Registros de cajas de elementos

################

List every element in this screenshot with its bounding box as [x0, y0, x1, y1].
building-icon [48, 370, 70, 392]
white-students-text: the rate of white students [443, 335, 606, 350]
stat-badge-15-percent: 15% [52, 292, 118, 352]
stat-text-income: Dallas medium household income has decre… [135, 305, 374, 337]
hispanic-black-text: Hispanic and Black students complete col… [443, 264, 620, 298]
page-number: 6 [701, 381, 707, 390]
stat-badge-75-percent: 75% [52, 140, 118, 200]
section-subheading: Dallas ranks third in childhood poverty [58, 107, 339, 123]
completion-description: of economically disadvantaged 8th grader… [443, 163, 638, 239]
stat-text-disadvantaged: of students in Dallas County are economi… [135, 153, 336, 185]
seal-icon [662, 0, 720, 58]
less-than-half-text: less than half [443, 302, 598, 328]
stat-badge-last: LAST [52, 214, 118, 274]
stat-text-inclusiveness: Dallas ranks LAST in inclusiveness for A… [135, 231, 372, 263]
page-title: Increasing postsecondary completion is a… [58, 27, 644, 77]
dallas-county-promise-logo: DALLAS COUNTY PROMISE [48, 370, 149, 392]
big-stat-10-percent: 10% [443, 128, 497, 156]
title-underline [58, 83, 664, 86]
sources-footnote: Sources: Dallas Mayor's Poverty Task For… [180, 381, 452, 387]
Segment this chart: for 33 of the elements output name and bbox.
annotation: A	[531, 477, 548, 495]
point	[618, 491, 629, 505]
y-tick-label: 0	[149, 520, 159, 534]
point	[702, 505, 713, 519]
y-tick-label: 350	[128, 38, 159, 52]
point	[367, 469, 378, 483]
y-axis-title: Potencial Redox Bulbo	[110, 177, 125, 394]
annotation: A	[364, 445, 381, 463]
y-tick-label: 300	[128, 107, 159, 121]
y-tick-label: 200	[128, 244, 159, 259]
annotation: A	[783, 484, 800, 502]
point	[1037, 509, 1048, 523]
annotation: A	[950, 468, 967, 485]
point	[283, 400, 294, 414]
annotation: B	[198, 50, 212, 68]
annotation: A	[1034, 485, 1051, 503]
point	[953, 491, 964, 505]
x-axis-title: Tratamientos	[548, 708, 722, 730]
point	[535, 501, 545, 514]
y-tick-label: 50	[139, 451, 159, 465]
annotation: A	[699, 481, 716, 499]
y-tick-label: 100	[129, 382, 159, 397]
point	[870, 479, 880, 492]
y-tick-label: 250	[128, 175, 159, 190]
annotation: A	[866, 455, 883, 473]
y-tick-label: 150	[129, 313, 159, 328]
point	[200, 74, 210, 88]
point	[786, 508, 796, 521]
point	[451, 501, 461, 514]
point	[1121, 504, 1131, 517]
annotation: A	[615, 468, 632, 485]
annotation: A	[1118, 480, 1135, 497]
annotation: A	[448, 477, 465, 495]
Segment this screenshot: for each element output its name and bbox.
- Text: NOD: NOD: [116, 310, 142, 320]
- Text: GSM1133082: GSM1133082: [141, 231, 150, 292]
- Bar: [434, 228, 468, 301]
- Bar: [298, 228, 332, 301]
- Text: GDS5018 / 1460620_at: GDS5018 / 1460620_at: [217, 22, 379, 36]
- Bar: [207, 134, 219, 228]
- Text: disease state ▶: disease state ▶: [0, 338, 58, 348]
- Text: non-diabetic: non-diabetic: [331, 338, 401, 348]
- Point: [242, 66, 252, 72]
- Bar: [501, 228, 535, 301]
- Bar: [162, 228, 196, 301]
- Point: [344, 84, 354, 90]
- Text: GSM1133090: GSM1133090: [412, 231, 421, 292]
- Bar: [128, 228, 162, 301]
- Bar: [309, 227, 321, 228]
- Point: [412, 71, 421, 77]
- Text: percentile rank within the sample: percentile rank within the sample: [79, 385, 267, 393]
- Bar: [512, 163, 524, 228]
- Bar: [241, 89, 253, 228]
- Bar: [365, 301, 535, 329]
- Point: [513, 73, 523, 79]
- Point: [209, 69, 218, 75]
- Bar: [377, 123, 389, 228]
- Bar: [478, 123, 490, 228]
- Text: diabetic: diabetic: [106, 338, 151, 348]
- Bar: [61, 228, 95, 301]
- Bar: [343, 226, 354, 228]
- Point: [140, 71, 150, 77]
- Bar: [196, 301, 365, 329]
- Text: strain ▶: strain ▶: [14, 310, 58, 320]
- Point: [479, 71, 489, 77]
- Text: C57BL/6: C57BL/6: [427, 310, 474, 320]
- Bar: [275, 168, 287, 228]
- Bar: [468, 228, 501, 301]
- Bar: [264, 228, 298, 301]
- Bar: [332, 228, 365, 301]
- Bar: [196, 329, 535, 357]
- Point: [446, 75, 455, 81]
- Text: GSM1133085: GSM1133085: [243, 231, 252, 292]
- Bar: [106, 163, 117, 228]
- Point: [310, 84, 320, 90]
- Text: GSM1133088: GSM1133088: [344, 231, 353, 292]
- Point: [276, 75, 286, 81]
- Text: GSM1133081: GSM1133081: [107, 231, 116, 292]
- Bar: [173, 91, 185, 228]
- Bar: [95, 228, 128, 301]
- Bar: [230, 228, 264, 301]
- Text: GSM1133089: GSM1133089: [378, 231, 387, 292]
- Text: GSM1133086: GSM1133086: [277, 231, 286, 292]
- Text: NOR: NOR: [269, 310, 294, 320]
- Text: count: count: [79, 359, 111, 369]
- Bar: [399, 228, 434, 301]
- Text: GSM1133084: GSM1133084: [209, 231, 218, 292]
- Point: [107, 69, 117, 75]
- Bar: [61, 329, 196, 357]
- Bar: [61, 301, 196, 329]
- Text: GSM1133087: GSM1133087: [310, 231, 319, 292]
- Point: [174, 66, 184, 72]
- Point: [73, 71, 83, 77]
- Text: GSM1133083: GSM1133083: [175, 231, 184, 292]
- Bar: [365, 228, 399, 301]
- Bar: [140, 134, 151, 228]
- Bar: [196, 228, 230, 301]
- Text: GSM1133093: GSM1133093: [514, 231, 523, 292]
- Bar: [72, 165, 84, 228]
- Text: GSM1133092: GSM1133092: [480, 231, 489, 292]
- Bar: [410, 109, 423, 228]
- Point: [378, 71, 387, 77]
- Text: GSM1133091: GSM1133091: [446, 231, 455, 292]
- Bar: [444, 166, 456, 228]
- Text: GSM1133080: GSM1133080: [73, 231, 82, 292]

################

* [DESCRIPCIÓN DE LA TAREA]
Convierte las líneas de todos los ítems anteriores en una lista numerada y omite las líneas en blanco.

* [RESPUESTA]
1. List every element in this screenshot with its bounding box as [x0, y0, x1, y1].
2. building-icon [48, 370, 70, 392]
3. white-students-text: the rate of white students [443, 335, 606, 350]
4. stat-badge-15-percent: 15% [52, 292, 118, 352]
5. stat-text-income: Dallas medium household income has decre… [135, 305, 374, 337]
6. hispanic-black-text: Hispanic and Black students complete col… [443, 264, 620, 298]
7. page-number: 6 [701, 381, 707, 390]
8. stat-badge-75-percent: 75% [52, 140, 118, 200]
9. section-subheading: Dallas ranks third in childhood poverty [58, 107, 339, 123]
10. completion-description: of economically disadvantaged 8th grader… [443, 163, 638, 239]
11. stat-text-disadvantaged: of students in Dallas County are economi… [135, 153, 336, 185]
12. seal-icon [662, 0, 720, 58]
13. less-than-half-text: less than half [443, 302, 598, 328]
14. stat-badge-last: LAST [52, 214, 118, 274]
15. stat-text-inclusiveness: Dallas ranks LAST in inclusiveness for A… [135, 231, 372, 263]
16. page-title: Increasing postsecondary completion is a… [58, 27, 644, 77]
17. dallas-county-promise-logo: DALLAS COUNTY PROMISE [48, 370, 149, 392]
18. big-stat-10-percent: 10% [443, 128, 497, 156]
19. title-underline [58, 83, 664, 86]
20. sources-footnote: Sources: Dallas Mayor's Poverty Task For… [180, 381, 452, 387]
21. Segment this chart: for 33 of the elements output name and bbox.
22. annotation: A	[531, 477, 548, 495]
23. point	[618, 491, 629, 505]
24. y-tick-label: 0	[149, 520, 159, 534]
25. point	[702, 505, 713, 519]
26. y-tick-label: 350	[128, 38, 159, 52]
27. point	[367, 469, 378, 483]
28. y-axis-title: Potencial Redox Bulbo	[110, 177, 125, 394]
29. annotation: A	[364, 445, 381, 463]
30. y-tick-label: 300	[128, 107, 159, 121]
31. y-tick-label: 200	[128, 244, 159, 259]
32. annotation: A	[783, 484, 800, 502]
33. point	[1037, 509, 1048, 523]
34. annotation: A	[950, 468, 967, 485]
35. point	[283, 400, 294, 414]
36. annotation: B	[198, 50, 212, 68]
37. annotation: A	[1034, 485, 1051, 503]
38. point	[953, 491, 964, 505]
39. x-axis-title: Tratamientos	[548, 708, 722, 730]
40. point	[535, 501, 545, 514]
41. y-tick-label: 50	[139, 451, 159, 465]
42. annotation: A	[699, 481, 716, 499]
43. y-tick-label: 100	[129, 382, 159, 397]
44. point	[870, 479, 880, 492]
45. y-tick-label: 250	[128, 175, 159, 190]
46. annotation: A	[866, 455, 883, 473]
47. y-tick-label: 150	[129, 313, 159, 328]
48. point	[200, 74, 210, 88]
49. point	[786, 508, 796, 521]
50. point	[451, 501, 461, 514]
51. point	[1121, 504, 1131, 517]
52. annotation: A	[615, 468, 632, 485]
53. annotation: A	[1118, 480, 1135, 497]
54. annotation: A	[448, 477, 465, 495]
55. Segment this screenshot: for each element output its name and bbox.
56. - Text: NOD: NOD: [116, 310, 142, 320]
57. - Text: GSM1133082: GSM1133082: [141, 231, 150, 292]
58. - Bar: [434, 228, 468, 301]
59. - Bar: [298, 228, 332, 301]
60. - Text: GDS5018 / 1460620_at: GDS5018 / 1460620_at: [217, 22, 379, 36]
61. - Bar: [207, 134, 219, 228]
62. - Text: disease state ▶: disease state ▶: [0, 338, 58, 348]
63. - Text: non-diabetic: non-diabetic: [331, 338, 401, 348]
64. - Point: [242, 66, 252, 72]
65. - Bar: [501, 228, 535, 301]
66. - Bar: [162, 228, 196, 301]
67. - Point: [344, 84, 354, 90]
68. - Text: GSM1133090: GSM1133090: [412, 231, 421, 292]
69. - Bar: [128, 228, 162, 301]
70. - Bar: [309, 227, 321, 228]
71. - Point: [412, 71, 421, 77]
72. - Text: percentile rank within the sample: percentile rank within the sample: [79, 385, 267, 393]
73. - Bar: [512, 163, 524, 228]
74. - Bar: [241, 89, 253, 228]
75. - Bar: [365, 301, 535, 329]
76. - Point: [513, 73, 523, 79]
77. - Point: [209, 69, 218, 75]
78. - Bar: [377, 123, 389, 228]
79. - Bar: [478, 123, 490, 228]
80. - Text: diabetic: diabetic: [106, 338, 151, 348]
81. - Bar: [61, 228, 95, 301]
82. - Bar: [343, 226, 354, 228]
83. - Point: [140, 71, 150, 77]
84. - Bar: [196, 301, 365, 329]
85. - Text: strain ▶: strain ▶: [14, 310, 58, 320]
86. - Point: [479, 71, 489, 77]
87. - Text: C57BL/6: C57BL/6: [427, 310, 474, 320]
88. - Bar: [275, 168, 287, 228]
89. - Bar: [468, 228, 501, 301]
90. - Bar: [264, 228, 298, 301]
91. - Bar: [332, 228, 365, 301]
92. - Bar: [196, 329, 535, 357]
93. - Point: [446, 75, 455, 81]
94. - Text: GSM1133085: GSM1133085: [243, 231, 252, 292]
95. - Bar: [106, 163, 117, 228]
96. - Point: [310, 84, 320, 90]
97. - Text: GSM1133088: GSM1133088: [344, 231, 353, 292]
98. - Point: [276, 75, 286, 81]
99. - Text: GSM1133081: GSM1133081: [107, 231, 116, 292]
100. - Bar: [173, 91, 185, 228]
101. - Bar: [95, 228, 128, 301]
102. - Bar: [230, 228, 264, 301]
103. - Text: GSM1133089: GSM1133089: [378, 231, 387, 292]
104. - Text: GSM1133086: GSM1133086: [277, 231, 286, 292]
105. - Text: NOR: NOR: [269, 310, 294, 320]
106. - Text: count: count: [79, 359, 111, 369]
107. - Bar: [399, 228, 434, 301]
108. - Text: GSM1133084: GSM1133084: [209, 231, 218, 292]
109. - Point: [107, 69, 117, 75]
110. - Bar: [61, 329, 196, 357]
111. - Bar: [61, 301, 196, 329]
112. - Text: GSM1133087: GSM1133087: [310, 231, 319, 292]
113. - Point: [174, 66, 184, 72]
114. - Point: [73, 71, 83, 77]
115. - Text: GSM1133083: GSM1133083: [175, 231, 184, 292]
116. - Bar: [365, 228, 399, 301]
117. - Bar: [140, 134, 151, 228]
118. - Bar: [196, 228, 230, 301]
119. - Text: GSM1133093: GSM1133093: [514, 231, 523, 292]
120. - Bar: [72, 165, 84, 228]
121. - Text: GSM1133092: GSM1133092: [480, 231, 489, 292]
122. - Bar: [410, 109, 423, 228]
123. - Point: [378, 71, 387, 77]
124. - Text: GSM1133091: GSM1133091: [446, 231, 455, 292]
125. - Bar: [444, 166, 456, 228]
126. - Text: GSM1133080: GSM1133080: [73, 231, 82, 292]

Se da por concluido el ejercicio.